=== WHAT THE TASK ASKS ===
Copy every line that holds "frac".

=== DATA PROVIDED ===
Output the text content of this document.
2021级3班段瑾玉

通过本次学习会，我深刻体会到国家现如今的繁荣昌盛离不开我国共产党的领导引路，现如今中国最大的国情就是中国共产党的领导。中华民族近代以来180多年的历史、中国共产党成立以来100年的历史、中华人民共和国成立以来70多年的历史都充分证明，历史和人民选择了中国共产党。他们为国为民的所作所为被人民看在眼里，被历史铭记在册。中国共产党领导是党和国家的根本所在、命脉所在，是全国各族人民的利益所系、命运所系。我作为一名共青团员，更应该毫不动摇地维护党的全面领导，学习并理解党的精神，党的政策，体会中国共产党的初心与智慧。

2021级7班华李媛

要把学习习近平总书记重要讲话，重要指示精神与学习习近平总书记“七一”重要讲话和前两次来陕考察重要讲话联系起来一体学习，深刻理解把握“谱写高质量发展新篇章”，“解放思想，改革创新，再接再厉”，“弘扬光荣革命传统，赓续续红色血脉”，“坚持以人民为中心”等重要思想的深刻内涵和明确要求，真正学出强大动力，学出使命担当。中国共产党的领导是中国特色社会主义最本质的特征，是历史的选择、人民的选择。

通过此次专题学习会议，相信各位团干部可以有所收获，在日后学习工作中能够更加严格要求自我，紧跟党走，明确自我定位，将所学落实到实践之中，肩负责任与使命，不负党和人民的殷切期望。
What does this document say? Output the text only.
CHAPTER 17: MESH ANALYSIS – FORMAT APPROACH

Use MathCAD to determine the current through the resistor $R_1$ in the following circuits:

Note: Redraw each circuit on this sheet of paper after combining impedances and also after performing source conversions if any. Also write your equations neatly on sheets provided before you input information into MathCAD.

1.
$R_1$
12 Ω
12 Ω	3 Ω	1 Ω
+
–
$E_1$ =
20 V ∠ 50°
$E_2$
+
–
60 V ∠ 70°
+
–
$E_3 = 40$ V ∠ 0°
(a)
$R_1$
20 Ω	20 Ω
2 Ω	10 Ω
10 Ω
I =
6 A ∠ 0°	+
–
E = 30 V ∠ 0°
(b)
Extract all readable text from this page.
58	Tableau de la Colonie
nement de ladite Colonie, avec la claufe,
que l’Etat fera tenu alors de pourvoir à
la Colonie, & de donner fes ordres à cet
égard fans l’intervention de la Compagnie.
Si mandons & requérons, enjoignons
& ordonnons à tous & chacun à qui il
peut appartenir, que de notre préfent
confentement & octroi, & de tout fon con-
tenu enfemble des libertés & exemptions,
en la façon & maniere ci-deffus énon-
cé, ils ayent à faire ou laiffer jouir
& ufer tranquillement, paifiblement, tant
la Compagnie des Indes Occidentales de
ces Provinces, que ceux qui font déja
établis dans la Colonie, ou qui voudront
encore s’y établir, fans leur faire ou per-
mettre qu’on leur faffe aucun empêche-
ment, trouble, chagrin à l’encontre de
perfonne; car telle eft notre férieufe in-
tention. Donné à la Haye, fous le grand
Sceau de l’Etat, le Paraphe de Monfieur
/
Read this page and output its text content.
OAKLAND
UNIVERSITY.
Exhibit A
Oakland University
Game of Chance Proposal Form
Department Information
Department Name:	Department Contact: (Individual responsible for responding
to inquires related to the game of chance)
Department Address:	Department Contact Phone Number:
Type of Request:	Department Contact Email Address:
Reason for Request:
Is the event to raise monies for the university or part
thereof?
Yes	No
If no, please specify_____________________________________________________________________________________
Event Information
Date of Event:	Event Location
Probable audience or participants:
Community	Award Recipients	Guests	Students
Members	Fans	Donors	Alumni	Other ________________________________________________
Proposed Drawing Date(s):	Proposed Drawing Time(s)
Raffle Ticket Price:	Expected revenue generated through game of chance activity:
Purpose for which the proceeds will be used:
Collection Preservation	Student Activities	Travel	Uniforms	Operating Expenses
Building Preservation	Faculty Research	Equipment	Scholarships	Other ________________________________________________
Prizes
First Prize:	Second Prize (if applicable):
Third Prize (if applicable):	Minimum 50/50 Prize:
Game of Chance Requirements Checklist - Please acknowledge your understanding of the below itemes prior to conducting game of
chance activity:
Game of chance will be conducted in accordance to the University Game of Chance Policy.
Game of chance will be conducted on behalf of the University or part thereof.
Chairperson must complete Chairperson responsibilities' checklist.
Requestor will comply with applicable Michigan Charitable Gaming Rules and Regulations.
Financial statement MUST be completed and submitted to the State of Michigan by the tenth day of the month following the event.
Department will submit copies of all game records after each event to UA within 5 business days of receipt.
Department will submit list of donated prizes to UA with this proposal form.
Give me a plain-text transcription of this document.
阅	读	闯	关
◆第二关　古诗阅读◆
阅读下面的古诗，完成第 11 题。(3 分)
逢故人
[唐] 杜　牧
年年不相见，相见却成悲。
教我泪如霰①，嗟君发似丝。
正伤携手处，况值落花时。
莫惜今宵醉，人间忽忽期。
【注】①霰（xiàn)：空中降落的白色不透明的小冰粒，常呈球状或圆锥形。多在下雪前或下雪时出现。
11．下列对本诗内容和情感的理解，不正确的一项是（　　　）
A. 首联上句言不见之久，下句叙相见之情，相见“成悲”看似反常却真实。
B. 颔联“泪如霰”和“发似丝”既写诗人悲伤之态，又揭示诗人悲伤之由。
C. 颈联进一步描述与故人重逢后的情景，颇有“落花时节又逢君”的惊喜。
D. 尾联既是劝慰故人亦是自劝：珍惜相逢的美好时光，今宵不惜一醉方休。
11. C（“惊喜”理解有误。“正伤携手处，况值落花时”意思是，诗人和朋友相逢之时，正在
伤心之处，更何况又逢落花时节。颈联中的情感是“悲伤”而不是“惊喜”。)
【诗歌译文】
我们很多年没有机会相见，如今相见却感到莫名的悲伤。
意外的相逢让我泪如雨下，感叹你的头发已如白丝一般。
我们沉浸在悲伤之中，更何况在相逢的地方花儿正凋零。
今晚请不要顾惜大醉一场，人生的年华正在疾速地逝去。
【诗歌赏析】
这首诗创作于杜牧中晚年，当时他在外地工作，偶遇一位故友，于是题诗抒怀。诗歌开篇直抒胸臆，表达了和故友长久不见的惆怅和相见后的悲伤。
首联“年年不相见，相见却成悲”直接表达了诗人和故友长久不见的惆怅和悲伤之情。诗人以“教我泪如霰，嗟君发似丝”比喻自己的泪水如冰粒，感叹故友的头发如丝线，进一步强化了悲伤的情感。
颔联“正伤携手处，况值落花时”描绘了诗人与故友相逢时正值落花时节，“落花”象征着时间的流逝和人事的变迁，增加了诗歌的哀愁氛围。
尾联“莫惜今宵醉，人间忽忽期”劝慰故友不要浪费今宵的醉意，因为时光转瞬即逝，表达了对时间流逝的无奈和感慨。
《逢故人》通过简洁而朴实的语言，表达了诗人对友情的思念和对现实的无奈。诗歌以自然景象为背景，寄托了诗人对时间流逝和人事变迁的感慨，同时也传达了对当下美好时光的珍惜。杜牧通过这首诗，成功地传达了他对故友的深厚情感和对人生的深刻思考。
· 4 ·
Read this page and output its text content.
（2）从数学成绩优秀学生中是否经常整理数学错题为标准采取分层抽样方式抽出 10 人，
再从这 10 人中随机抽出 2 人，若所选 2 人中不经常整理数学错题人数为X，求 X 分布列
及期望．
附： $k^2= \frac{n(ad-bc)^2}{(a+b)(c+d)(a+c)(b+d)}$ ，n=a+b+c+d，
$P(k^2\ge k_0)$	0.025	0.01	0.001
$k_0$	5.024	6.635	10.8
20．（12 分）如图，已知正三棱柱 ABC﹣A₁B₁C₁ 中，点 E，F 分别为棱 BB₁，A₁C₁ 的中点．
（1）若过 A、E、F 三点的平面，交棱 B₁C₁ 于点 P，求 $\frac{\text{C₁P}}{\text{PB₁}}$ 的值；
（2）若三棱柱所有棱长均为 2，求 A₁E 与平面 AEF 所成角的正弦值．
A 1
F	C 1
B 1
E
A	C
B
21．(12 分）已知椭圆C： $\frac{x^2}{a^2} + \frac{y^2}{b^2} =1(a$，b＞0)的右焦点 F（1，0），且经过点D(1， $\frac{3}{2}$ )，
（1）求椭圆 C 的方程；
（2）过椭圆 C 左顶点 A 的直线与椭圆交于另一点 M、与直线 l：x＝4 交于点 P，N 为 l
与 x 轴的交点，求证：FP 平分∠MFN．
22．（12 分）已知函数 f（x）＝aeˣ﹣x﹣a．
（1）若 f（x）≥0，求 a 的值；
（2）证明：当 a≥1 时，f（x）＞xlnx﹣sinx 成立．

=== EXERCISE ANSWER ===
附： $k^2= \frac{n(ad-bc)^2}{(a+b)(c+d)(a+c)(b+d)}$ ，n=a+b+c+d，
（1）若过 A、E、F 三点的平面，交棱 B₁C₁ 于点 P，求 $\frac{\text{C₁P}}{\text{PB₁}}$ 的值；
21．(12 分）已知椭圆C： $\frac{x^2}{a^2} + \frac{y^2}{b^2} =1(a$，b＞0)的右焦点 F（1，0），且经过点D(1， $\frac{3}{2}$ )，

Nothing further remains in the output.